··· Record extracts ···

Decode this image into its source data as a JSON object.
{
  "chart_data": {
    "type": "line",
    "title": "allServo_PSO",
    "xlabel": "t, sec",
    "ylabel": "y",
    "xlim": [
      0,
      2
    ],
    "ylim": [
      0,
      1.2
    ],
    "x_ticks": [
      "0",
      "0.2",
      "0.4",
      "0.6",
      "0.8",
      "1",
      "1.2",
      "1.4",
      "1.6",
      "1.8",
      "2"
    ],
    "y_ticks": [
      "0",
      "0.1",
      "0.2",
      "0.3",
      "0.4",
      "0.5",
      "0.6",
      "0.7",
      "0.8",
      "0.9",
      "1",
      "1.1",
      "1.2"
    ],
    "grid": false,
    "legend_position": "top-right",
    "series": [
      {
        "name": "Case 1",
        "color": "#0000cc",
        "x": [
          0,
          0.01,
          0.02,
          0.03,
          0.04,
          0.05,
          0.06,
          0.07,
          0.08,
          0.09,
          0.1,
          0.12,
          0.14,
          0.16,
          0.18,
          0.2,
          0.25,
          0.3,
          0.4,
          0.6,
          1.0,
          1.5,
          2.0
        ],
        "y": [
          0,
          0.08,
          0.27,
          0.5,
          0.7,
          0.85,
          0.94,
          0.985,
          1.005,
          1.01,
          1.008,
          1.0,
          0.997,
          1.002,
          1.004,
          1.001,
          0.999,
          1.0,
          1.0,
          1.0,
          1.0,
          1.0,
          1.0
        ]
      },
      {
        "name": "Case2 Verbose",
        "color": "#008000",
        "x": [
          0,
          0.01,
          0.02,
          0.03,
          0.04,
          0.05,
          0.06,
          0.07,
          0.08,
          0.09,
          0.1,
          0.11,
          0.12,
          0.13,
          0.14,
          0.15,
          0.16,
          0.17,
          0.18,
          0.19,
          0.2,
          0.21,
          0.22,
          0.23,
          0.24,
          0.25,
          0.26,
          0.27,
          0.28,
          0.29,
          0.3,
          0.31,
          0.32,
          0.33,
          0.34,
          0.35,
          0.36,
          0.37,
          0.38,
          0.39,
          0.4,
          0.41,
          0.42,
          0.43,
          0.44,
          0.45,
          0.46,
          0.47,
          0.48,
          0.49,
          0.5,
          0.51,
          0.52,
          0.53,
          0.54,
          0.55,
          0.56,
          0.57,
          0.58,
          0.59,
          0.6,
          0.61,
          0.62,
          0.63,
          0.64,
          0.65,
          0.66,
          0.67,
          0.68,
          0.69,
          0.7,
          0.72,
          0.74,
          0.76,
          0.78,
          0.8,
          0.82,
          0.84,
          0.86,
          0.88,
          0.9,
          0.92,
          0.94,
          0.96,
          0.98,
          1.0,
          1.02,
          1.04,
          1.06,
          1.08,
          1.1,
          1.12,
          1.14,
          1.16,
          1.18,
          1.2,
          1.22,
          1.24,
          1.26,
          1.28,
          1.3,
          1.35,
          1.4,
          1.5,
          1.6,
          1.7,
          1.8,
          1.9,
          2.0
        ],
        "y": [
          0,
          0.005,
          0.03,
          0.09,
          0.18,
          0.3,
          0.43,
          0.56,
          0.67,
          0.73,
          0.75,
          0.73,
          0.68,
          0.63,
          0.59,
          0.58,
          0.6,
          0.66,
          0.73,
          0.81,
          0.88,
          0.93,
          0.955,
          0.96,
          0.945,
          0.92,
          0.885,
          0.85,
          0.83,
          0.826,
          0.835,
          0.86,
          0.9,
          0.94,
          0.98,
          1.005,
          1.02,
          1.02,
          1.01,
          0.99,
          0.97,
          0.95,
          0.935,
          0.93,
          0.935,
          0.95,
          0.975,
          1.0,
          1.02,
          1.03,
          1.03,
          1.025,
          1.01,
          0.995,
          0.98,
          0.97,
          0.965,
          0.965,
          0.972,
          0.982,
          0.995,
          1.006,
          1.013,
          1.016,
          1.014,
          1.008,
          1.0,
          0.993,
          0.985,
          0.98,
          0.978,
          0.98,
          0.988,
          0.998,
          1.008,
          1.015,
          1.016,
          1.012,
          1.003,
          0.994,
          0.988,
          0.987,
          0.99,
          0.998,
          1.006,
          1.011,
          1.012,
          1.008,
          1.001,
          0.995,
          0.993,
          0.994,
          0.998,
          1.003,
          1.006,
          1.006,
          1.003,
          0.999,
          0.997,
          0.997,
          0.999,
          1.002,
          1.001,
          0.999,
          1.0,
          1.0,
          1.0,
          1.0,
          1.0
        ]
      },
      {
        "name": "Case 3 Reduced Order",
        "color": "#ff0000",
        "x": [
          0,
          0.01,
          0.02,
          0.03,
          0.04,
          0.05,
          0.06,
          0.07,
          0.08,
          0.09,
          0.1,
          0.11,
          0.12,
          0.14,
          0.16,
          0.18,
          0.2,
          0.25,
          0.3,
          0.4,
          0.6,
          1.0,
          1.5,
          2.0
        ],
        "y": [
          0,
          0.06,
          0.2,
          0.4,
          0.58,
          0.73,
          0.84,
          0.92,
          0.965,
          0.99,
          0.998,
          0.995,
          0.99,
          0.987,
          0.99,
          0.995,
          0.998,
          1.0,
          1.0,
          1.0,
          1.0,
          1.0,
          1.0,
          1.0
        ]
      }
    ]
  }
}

···
··· Record extracts ···

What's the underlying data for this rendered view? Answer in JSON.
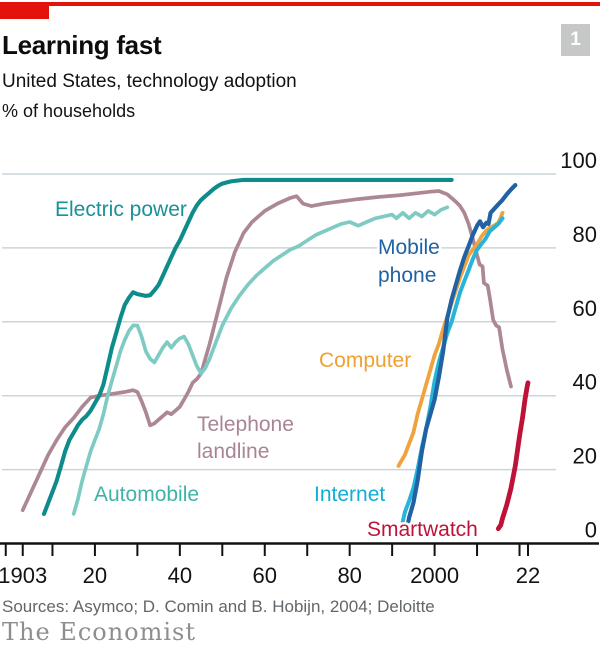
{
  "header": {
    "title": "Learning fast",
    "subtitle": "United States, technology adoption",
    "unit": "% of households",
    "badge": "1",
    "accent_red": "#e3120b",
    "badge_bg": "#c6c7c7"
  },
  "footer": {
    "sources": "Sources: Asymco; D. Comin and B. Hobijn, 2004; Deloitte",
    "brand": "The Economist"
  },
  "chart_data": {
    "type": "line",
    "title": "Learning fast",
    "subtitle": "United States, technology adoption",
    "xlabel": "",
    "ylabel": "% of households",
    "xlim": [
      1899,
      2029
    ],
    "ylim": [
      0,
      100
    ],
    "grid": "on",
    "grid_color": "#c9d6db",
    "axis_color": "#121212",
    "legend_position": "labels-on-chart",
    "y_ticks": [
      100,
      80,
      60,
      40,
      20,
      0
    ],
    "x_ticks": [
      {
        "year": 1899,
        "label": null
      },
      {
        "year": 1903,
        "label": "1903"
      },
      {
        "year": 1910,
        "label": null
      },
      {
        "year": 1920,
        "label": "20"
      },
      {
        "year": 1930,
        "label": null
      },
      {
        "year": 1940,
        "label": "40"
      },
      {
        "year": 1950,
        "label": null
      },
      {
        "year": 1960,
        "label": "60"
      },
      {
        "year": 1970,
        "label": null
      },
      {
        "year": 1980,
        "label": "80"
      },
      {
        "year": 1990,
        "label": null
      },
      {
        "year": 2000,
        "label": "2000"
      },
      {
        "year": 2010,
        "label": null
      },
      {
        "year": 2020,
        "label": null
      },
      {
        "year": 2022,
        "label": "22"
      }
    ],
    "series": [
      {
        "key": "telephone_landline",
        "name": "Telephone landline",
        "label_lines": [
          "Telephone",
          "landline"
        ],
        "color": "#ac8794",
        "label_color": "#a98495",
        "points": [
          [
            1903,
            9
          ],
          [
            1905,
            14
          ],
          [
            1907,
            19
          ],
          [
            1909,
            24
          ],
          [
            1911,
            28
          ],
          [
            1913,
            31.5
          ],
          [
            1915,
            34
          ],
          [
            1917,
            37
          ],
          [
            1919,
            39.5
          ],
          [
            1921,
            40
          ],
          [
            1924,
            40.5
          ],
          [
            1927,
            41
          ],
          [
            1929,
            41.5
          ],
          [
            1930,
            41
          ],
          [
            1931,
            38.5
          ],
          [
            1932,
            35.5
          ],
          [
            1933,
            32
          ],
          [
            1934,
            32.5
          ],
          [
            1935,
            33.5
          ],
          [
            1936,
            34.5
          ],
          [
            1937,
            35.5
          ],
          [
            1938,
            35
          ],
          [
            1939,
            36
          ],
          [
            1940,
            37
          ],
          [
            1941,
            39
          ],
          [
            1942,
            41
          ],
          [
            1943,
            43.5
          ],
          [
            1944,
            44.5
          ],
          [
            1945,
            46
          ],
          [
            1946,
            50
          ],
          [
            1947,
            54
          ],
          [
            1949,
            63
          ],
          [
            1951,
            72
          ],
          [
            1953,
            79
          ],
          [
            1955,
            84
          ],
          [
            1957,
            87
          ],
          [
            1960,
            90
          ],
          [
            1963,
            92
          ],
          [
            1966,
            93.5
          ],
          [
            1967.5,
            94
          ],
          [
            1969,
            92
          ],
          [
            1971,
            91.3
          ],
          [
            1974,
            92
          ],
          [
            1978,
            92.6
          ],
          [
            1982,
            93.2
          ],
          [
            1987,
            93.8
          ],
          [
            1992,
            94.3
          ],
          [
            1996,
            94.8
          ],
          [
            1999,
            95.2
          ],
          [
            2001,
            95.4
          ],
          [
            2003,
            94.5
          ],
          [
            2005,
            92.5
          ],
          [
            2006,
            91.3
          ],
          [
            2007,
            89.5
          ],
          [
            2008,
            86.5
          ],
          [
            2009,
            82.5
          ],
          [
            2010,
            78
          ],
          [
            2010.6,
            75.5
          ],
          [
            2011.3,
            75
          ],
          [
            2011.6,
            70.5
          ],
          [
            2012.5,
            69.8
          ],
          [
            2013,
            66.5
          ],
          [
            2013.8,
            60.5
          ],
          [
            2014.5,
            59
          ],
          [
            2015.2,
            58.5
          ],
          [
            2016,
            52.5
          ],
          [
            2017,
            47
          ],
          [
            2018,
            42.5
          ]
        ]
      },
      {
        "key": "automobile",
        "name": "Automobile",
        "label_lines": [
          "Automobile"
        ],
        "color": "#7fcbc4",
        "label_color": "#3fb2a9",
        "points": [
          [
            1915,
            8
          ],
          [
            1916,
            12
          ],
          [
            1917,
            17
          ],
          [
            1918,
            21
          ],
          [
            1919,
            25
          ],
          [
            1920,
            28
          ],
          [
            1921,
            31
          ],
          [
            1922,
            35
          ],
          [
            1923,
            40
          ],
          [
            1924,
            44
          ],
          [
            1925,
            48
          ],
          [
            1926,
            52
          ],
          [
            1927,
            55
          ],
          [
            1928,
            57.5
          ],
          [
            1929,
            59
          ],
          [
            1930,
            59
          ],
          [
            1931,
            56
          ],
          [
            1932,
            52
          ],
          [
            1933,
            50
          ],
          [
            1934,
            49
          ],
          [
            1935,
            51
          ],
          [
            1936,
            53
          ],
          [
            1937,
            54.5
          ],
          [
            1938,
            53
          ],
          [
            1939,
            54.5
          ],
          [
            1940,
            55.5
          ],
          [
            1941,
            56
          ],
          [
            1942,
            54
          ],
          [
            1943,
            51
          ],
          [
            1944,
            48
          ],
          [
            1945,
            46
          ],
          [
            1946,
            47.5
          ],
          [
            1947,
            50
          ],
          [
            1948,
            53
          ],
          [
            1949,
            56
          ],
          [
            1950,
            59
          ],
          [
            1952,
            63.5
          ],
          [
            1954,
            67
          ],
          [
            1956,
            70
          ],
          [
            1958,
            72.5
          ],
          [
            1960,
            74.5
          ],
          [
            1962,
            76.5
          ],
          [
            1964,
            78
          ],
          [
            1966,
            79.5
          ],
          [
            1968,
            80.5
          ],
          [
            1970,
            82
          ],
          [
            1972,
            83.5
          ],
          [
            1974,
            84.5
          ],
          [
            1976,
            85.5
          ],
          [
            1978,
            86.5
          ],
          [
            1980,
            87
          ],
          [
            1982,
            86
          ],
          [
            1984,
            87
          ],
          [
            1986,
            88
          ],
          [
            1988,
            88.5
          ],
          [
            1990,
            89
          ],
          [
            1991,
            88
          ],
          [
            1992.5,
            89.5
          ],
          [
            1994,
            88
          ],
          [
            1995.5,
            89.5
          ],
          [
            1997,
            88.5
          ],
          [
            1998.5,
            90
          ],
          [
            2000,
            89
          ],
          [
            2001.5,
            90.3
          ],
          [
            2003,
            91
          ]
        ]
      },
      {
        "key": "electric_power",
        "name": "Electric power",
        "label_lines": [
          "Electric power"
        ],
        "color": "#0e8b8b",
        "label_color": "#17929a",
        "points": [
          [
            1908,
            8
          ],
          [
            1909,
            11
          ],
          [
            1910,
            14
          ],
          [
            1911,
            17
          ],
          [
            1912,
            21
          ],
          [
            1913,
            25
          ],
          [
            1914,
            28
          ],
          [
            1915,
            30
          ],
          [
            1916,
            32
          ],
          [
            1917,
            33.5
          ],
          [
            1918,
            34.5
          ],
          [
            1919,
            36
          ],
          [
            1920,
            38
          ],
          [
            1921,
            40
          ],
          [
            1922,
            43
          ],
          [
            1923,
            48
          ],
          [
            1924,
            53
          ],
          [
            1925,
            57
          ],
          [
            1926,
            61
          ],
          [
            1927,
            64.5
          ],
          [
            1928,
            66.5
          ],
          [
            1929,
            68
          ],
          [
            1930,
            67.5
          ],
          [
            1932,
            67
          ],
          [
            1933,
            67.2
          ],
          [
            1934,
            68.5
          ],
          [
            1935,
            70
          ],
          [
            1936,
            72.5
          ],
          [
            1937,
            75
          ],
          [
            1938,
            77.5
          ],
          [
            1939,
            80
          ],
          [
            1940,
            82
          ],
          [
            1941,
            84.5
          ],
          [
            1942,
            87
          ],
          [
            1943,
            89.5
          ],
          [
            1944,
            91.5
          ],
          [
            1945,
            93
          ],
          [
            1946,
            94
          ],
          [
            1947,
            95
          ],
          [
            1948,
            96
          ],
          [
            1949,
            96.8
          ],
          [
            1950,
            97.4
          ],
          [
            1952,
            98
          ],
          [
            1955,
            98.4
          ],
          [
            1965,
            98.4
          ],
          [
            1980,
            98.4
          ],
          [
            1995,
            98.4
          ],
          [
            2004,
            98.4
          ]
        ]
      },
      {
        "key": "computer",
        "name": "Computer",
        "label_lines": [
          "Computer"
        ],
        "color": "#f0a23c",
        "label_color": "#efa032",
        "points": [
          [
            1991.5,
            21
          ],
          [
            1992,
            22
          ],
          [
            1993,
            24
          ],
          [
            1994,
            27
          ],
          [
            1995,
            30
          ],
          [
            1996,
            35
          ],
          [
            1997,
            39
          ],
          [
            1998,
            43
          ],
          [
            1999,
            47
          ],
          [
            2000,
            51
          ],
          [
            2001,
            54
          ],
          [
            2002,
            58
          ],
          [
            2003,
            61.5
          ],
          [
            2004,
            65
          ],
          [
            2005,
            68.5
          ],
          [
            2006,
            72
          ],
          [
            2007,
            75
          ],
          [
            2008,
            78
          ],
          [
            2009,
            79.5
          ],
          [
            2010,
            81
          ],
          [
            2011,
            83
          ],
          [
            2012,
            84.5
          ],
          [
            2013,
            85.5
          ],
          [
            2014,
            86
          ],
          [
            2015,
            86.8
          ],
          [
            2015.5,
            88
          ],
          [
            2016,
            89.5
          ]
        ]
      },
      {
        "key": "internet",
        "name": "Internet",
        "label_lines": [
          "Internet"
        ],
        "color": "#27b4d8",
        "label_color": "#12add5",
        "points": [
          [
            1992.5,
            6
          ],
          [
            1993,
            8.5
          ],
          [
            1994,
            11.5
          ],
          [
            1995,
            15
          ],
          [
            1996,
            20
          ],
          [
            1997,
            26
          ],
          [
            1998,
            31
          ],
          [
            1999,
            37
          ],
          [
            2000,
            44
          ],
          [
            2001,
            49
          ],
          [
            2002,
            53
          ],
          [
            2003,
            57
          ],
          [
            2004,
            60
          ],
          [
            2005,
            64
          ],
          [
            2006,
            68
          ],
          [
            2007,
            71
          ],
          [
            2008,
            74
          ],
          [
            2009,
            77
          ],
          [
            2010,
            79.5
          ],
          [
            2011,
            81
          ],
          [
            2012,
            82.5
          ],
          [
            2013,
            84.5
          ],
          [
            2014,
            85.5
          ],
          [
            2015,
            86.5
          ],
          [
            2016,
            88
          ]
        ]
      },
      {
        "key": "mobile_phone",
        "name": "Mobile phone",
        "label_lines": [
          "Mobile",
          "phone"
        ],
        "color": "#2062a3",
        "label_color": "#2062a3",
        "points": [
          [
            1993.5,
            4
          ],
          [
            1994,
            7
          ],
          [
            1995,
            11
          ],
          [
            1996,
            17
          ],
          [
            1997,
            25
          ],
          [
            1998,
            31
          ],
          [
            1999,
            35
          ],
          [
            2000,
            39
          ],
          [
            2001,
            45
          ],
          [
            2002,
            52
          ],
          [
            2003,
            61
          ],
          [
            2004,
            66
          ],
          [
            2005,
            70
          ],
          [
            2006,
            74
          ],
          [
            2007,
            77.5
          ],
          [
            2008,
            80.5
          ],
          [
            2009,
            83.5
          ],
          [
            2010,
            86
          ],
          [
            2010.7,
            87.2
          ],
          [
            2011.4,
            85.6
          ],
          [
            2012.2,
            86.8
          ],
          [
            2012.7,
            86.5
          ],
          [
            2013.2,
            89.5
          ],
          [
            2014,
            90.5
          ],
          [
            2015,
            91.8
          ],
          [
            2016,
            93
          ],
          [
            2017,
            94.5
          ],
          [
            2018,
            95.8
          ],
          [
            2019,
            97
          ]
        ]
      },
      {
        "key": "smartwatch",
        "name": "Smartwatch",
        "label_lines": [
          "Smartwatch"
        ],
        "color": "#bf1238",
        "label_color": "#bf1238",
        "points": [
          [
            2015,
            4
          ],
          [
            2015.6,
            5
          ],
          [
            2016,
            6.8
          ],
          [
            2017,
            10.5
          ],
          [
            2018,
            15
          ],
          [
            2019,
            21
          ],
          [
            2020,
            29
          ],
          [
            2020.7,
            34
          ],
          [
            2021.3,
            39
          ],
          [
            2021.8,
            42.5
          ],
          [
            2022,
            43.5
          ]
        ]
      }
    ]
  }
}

···

▶ **What the task asks**: Pull out every line of the records above that contains the word "JSON".

▶ **Solution below**:
Decode this image into its source data as a JSON object.
What's the underlying data for this rendered view? Answer in JSON.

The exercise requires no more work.